#### [Figure record extracts]
---------------

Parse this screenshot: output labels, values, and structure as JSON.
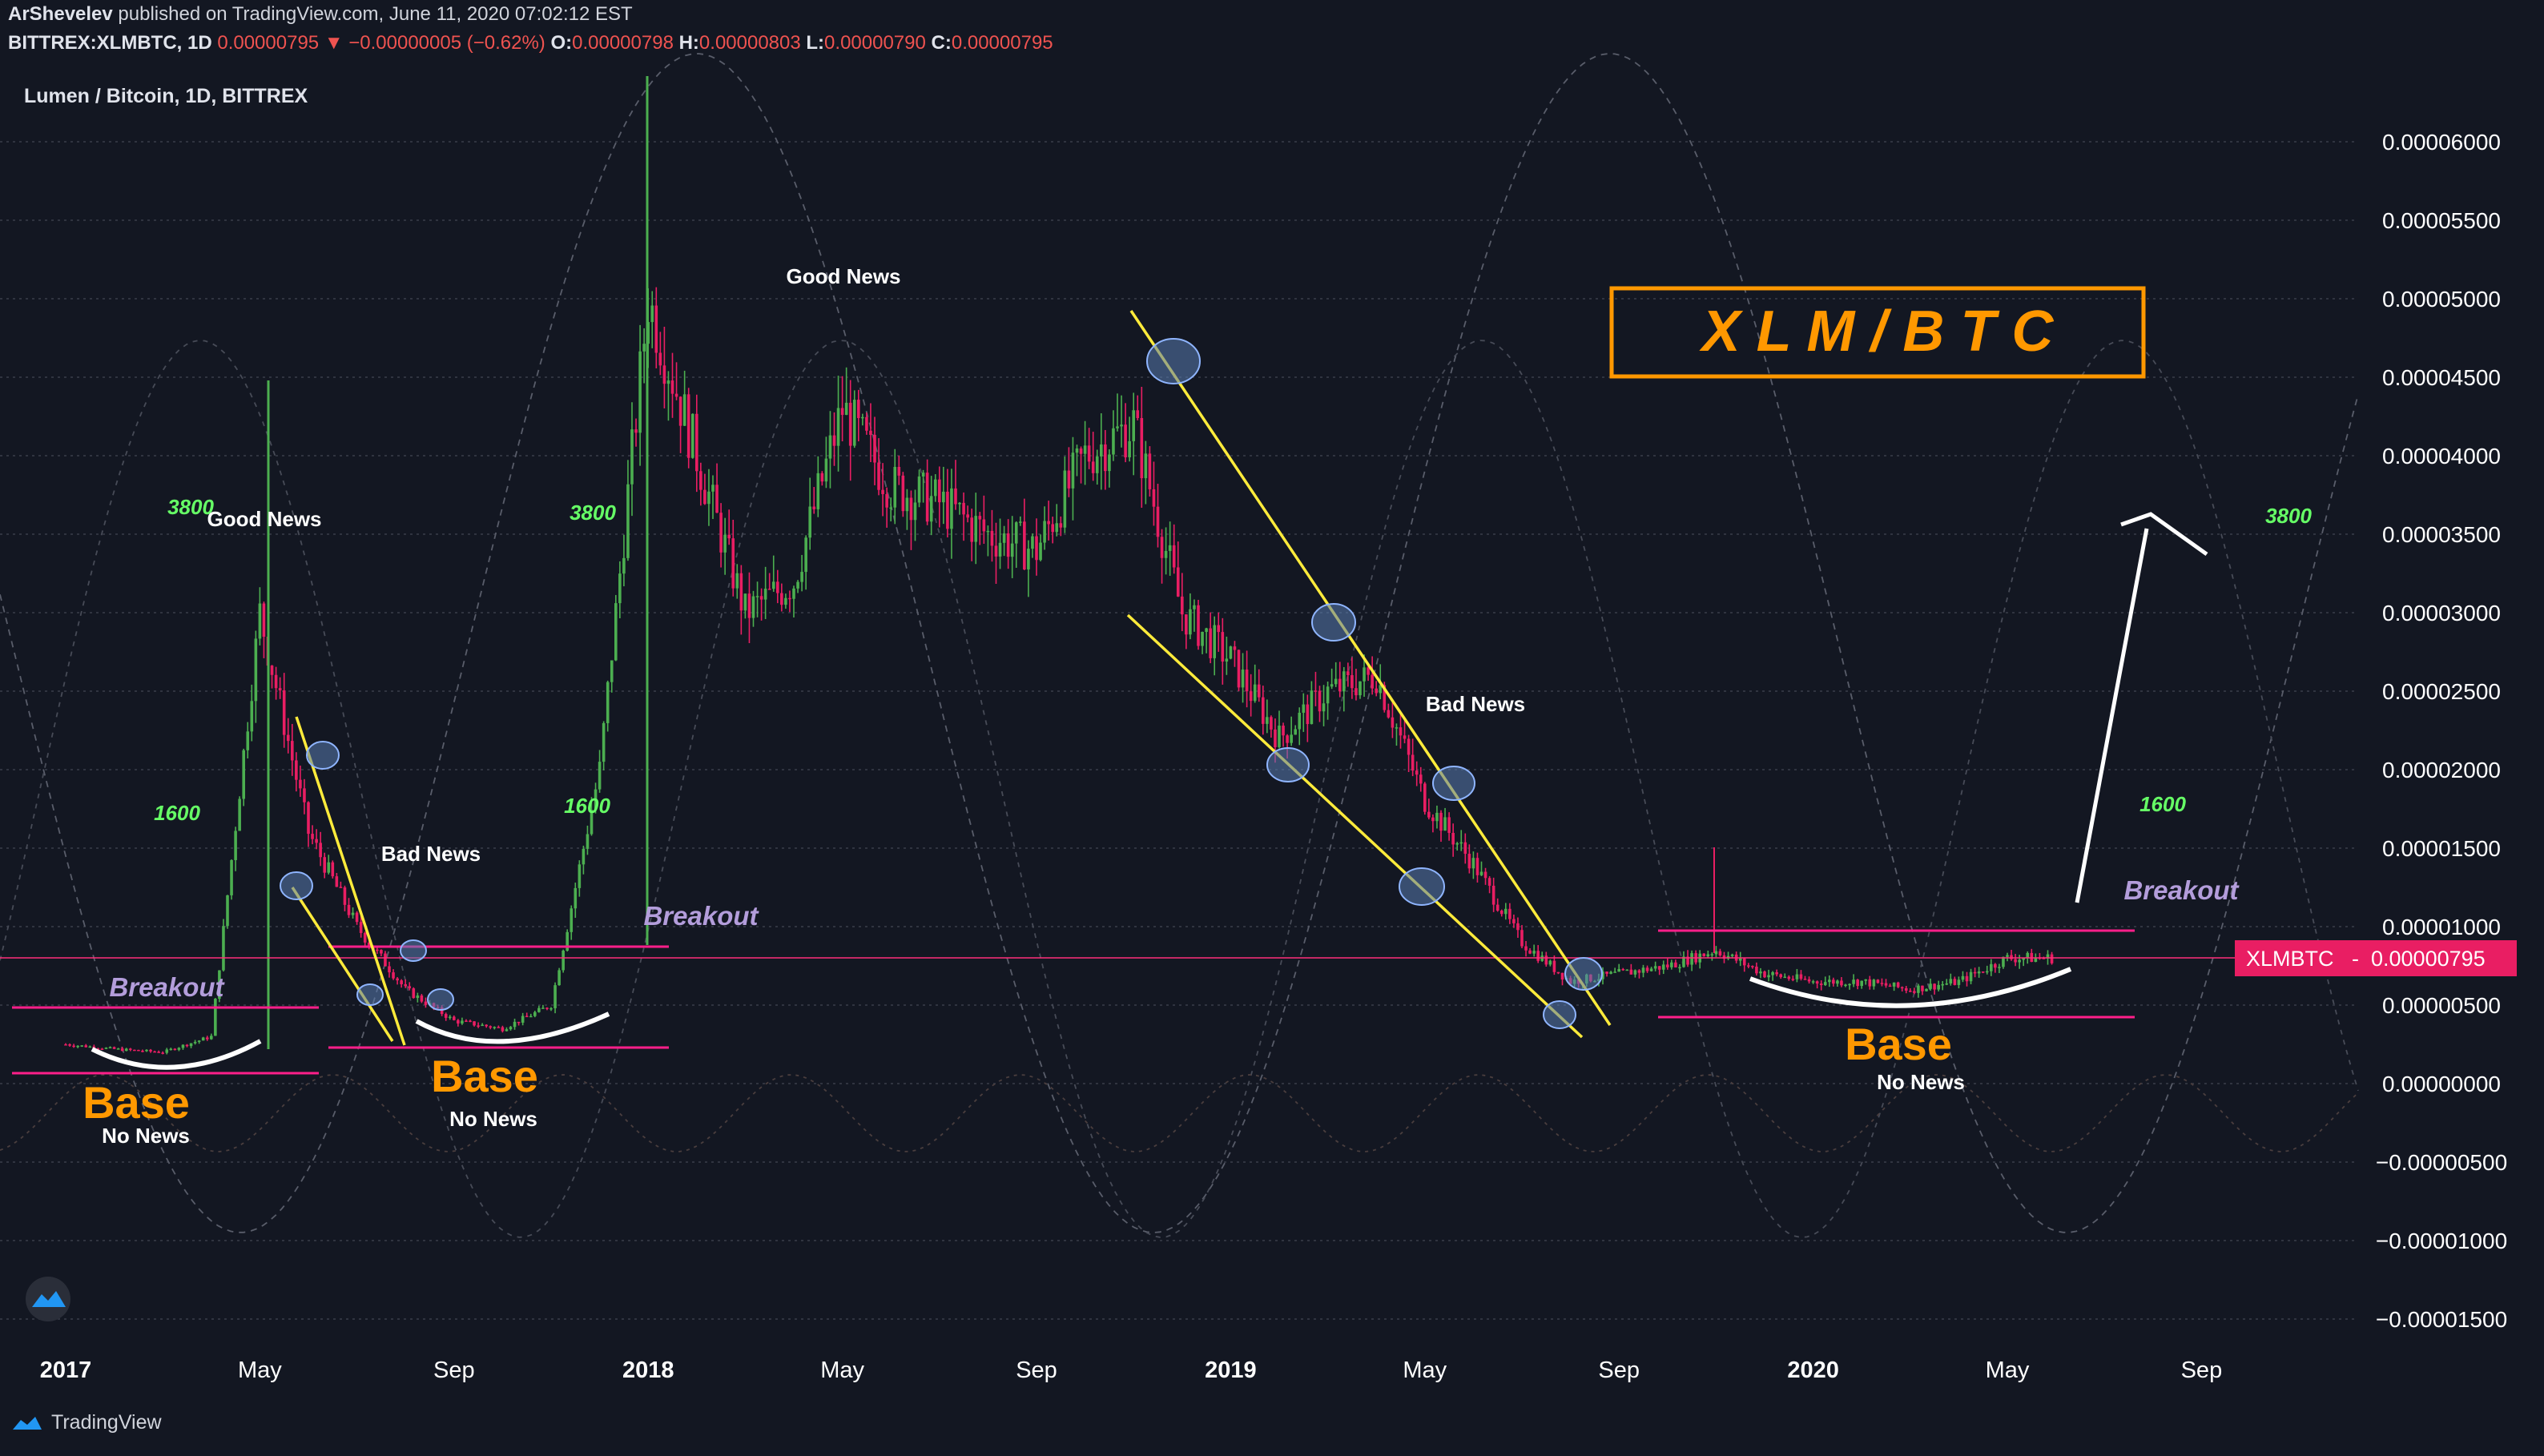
{
  "header": {
    "author": "ArShevelev",
    "published": "published on TradingView.com, June 11, 2020 07:02:12 EST",
    "symbol": "BITTREX:XLMBTC, 1D",
    "last": "0.00000795",
    "change": "−0.00000005 (−0.62%)",
    "o_label": "O:",
    "o": "0.00000798",
    "h_label": "H:",
    "h": "0.00000803",
    "l_label": "L:",
    "l": "0.00000790",
    "c_label": "C:",
    "c": "0.00000795"
  },
  "chart_title": "Lumen / Bitcoin, 1D, BITTREX",
  "big_title": "X L M / B T C",
  "price_tag": {
    "symbol": "XLMBTC",
    "value": "0.00000795"
  },
  "footer_brand": "TradingView",
  "colors": {
    "background": "#131722",
    "up": "#26a69a",
    "down": "#e91e63",
    "up_candle": "#4caf50",
    "trendline": "#ffeb3b",
    "level": "#ff1f8a",
    "base_text": "#ff9800",
    "breakout_text": "#b39ddb",
    "cycle_label": "#66ff66",
    "title_frame": "#ff9800"
  },
  "annotations": {
    "good_news": "Good News",
    "bad_news": "Bad News",
    "breakout": "Breakout",
    "base": "Base",
    "no_news": "No News",
    "cycle_short": "1600",
    "cycle_long": "3800"
  },
  "chart_data": {
    "type": "line",
    "title": "Lumen / Bitcoin, 1D, BITTREX",
    "y_axis_ticks": [
      "0.00006000",
      "0.00005500",
      "0.00005000",
      "0.00004500",
      "0.00004000",
      "0.00003500",
      "0.00003000",
      "0.00002500",
      "0.00002000",
      "0.00001500",
      "0.00001000",
      "0.00000500",
      "0.00000000",
      "−0.00000500",
      "−0.00001000",
      "−0.00001500"
    ],
    "x_axis_ticks": [
      "2017",
      "May",
      "Sep",
      "2018",
      "May",
      "Sep",
      "2019",
      "May",
      "Sep",
      "2020",
      "May",
      "Sep"
    ],
    "ylim": [
      -1.65e-05,
      6.45e-05
    ],
    "x": [
      "2017-01",
      "2017-02",
      "2017-03",
      "2017-04",
      "2017-05",
      "2017-06",
      "2017-07",
      "2017-08",
      "2017-09",
      "2017-10",
      "2017-11",
      "2017-12",
      "2018-01",
      "2018-02",
      "2018-03",
      "2018-04",
      "2018-05",
      "2018-06",
      "2018-07",
      "2018-08",
      "2018-09",
      "2018-10",
      "2018-11",
      "2018-12",
      "2019-01",
      "2019-02",
      "2019-03",
      "2019-04",
      "2019-05",
      "2019-06",
      "2019-07",
      "2019-08",
      "2019-09",
      "2019-10",
      "2019-11",
      "2019-12",
      "2020-01",
      "2020-02",
      "2020-03",
      "2020-04",
      "2020-05",
      "2020-06"
    ],
    "series": [
      {
        "values": [
          2.5e-06,
          2.2e-06,
          2e-06,
          3e-06,
          3e-05,
          1.6e-05,
          1e-05,
          6e-06,
          4e-06,
          3.5e-06,
          5e-06,
          2e-05,
          5e-05,
          4e-05,
          3e-05,
          3.2e-05,
          4.3e-05,
          3.8e-05,
          3.7e-05,
          3.5e-05,
          3.4e-05,
          4e-05,
          4.2e-05,
          3e-05,
          2.7e-05,
          2.2e-05,
          2.5e-05,
          2.6e-05,
          1.8e-05,
          1.4e-05,
          9e-06,
          6.5e-06,
          7e-06,
          7.5e-06,
          8.5e-06,
          7e-06,
          6.5e-06,
          6.5e-06,
          6e-06,
          6.5e-06,
          8e-06,
          8e-06
        ]
      }
    ]
  }
}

---------------

Single out each line of the records above with the string "News" in it, and copy it.

#### [Written reply]
    "good_news": "Good News",
    "bad_news": "Bad News",
    "no_news": "No News",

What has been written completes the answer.